## DO THIS
Report each line of the data that includes the word "Ethereum".

## INPUT ROWS
** Begin **

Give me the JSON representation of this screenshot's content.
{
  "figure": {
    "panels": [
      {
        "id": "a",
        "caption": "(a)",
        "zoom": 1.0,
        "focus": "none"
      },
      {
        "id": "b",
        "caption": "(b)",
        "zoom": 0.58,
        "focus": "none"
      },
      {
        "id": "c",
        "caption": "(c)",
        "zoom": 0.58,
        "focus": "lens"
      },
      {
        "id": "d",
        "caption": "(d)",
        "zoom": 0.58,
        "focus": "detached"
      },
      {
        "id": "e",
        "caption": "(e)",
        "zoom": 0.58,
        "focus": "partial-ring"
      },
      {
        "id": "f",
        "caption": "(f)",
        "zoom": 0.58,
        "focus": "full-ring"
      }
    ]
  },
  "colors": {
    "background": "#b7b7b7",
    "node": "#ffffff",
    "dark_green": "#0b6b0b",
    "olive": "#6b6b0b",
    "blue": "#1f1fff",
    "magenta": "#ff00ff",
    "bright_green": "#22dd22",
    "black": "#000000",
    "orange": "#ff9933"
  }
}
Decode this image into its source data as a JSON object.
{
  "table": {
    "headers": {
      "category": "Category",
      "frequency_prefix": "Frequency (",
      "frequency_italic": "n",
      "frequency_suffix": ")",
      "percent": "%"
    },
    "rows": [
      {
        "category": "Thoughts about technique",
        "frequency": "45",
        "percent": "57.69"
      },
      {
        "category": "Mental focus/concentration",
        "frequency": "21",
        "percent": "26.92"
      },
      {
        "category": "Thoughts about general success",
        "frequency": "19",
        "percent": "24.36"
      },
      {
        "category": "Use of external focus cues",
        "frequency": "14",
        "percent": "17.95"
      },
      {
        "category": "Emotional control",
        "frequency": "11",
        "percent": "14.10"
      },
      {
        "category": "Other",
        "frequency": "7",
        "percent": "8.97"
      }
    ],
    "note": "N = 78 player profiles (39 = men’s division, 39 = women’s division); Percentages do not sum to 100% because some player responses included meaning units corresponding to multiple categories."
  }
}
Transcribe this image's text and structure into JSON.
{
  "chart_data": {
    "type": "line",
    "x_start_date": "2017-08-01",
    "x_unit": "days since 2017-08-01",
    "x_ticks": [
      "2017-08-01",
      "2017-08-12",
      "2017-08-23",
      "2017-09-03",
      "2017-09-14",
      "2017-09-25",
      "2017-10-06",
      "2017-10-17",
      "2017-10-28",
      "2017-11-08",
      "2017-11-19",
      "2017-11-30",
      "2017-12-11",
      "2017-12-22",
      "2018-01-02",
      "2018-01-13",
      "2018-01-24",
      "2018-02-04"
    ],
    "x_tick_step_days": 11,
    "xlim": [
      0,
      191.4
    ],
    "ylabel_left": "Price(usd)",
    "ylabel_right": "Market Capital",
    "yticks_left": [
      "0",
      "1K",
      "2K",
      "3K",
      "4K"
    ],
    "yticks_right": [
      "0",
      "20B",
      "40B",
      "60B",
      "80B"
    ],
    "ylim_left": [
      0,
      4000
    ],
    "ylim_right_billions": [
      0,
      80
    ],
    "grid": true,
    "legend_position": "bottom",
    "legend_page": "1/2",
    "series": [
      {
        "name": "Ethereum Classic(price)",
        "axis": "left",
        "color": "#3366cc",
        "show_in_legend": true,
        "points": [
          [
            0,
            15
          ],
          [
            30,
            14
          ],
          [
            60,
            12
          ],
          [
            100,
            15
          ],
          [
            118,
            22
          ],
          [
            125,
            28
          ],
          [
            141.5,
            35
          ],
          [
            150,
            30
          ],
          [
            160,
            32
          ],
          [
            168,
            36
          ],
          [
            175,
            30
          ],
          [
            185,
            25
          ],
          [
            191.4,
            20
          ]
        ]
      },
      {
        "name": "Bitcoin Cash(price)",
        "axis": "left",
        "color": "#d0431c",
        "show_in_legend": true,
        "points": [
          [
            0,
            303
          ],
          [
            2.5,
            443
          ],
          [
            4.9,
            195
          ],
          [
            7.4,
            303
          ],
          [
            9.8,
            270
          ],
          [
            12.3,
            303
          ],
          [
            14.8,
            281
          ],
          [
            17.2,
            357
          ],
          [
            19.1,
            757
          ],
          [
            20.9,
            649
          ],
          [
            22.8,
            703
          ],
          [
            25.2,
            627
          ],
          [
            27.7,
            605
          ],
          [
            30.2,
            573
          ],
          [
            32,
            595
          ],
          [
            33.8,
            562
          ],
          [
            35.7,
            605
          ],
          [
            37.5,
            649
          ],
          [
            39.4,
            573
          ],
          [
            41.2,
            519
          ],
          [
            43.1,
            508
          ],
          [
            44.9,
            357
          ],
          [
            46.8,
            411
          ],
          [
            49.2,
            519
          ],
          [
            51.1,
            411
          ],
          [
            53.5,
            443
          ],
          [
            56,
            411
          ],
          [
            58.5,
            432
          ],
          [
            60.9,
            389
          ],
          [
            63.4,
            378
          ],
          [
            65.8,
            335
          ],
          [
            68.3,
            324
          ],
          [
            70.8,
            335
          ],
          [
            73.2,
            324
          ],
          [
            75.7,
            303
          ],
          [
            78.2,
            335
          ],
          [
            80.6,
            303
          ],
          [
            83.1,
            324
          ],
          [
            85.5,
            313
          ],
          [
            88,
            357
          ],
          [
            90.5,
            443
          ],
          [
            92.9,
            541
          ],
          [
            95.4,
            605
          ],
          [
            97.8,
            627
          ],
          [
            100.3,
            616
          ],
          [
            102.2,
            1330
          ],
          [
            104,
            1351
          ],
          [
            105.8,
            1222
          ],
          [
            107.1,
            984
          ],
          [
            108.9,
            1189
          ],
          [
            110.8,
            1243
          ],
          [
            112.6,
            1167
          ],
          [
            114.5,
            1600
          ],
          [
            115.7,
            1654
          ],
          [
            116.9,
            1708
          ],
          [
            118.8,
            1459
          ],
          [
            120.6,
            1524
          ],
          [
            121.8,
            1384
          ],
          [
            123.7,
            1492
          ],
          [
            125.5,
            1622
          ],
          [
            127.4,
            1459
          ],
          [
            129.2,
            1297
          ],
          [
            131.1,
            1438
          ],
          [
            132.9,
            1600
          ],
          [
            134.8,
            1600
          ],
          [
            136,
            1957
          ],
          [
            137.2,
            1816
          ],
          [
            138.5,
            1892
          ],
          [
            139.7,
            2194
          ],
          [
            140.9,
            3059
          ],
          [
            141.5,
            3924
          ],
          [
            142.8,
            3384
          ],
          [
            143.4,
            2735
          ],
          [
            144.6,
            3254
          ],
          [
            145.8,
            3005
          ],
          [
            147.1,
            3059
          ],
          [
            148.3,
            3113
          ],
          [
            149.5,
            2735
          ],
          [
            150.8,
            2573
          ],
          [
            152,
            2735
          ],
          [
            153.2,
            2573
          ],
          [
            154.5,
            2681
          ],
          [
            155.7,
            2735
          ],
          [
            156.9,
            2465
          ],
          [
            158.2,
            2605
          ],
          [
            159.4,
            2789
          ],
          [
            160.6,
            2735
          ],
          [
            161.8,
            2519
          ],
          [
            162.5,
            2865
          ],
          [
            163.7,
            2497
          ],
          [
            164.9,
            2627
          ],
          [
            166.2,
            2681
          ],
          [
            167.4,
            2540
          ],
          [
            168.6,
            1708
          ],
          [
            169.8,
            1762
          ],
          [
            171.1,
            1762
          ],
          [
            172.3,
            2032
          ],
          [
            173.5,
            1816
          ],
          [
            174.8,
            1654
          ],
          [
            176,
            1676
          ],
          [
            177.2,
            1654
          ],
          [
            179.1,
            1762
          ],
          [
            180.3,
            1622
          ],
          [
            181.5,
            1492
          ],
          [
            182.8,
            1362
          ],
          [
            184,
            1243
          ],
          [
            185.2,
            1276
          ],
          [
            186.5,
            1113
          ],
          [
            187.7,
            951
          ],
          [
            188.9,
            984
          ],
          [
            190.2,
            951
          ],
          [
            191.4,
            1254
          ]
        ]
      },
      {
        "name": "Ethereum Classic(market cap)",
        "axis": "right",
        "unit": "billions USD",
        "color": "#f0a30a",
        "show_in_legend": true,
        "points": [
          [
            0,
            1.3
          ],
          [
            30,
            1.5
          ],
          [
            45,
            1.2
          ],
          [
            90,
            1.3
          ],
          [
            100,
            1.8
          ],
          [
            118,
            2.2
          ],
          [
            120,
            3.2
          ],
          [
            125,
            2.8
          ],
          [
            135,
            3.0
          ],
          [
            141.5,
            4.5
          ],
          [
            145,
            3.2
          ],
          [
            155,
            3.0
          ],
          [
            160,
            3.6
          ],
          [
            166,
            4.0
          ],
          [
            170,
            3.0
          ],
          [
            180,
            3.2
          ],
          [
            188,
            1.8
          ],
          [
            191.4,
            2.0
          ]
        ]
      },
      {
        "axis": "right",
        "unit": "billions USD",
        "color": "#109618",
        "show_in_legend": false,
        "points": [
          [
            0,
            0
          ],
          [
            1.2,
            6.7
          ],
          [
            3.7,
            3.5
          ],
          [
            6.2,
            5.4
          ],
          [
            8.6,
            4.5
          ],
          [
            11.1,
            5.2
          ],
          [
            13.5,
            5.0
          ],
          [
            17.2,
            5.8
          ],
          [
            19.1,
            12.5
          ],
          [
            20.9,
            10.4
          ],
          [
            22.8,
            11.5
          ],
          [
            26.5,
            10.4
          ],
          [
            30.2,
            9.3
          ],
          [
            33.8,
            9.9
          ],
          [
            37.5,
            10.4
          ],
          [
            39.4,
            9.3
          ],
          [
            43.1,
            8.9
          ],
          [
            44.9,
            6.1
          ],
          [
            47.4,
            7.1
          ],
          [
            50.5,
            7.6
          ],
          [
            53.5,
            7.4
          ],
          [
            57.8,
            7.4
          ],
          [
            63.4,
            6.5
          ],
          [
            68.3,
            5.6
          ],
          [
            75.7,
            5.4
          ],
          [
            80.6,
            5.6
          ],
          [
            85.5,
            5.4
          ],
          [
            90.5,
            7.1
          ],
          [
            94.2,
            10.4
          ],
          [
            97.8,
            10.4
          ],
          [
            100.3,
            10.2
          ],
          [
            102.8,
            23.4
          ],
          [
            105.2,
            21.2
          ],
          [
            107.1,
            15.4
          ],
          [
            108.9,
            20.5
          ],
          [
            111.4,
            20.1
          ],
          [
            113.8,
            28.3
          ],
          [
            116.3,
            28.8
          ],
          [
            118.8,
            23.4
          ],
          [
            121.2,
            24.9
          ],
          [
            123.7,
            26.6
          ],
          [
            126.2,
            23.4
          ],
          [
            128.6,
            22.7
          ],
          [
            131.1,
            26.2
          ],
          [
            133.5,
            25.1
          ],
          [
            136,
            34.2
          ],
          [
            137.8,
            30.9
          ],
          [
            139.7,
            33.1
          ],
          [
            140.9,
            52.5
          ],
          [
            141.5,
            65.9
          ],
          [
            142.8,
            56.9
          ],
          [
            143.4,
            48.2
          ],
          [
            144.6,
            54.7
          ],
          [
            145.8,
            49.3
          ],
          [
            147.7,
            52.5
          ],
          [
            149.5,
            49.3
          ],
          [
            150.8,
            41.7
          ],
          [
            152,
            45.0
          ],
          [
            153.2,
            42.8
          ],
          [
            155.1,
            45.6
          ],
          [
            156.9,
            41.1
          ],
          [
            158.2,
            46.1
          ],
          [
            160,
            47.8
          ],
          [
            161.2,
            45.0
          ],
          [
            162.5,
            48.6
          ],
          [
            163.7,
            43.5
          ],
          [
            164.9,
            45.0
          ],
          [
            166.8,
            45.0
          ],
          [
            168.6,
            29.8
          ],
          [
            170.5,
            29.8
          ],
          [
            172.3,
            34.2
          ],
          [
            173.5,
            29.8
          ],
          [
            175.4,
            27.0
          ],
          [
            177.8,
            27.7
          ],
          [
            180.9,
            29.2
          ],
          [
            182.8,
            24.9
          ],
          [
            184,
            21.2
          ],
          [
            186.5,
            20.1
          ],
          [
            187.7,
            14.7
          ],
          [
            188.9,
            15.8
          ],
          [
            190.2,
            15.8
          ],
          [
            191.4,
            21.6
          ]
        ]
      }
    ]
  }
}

** End **

## REPLY
        "name": "Ethereum Classic(price)",
        "name": "Ethereum Classic(market cap)",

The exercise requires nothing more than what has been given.